▶ WORK INSTRUCTIONS:
How many of the lines below include "メディセル治療"? Give the number and no other words.

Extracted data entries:
########################################
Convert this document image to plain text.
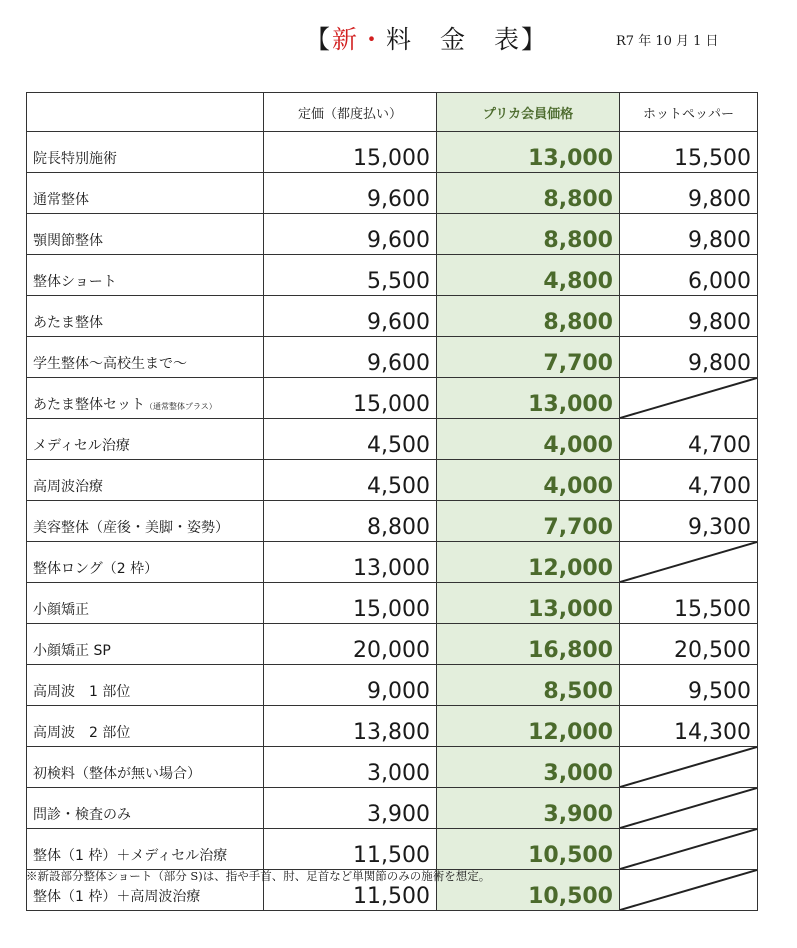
【新・料　金　表】	R7 年 10 月 1 日
	定価（都度払い）	プリカ会員価格	ホットペッパー
院長特別施術	15,000	13,000	15,500
通常整体	9,600	8,800	9,800
顎関節整体	9,600	8,800	9,800
整体ショート	5,500	4,800	6,000
あたま整体	9,600	8,800	9,800
学生整体～高校生まで～	9,600	7,700	9,800
あたま整体セット（通常整体プラス）	15,000	13,000	

メディセル治療	4,500	4,000	4,700
高周波治療	4,500	4,000	4,700
美容整体（産後・美脚・姿勢）	8,800	7,700	9,300
整体ロング（2 枠）	13,000	12,000	

小顔矯正	15,000	13,000	15,500
小顔矯正 SP	20,000	16,800	20,500
高周波　1 部位	9,000	8,500	9,500
高周波　2 部位	13,800	12,000	14,300
初検料（整体が無い場合）	3,000	3,000	

問診・検査のみ	3,900	3,900	

整体（1 枠）＋メディセル治療	11,500	10,500	

整体（1 枠）＋高周波治療	11,500	10,500	
※新設部分整体ショート（部分 S)は、指や手首、肘、足首など単関節のみの施術を想定。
########################################
▶ SOLUTION:
2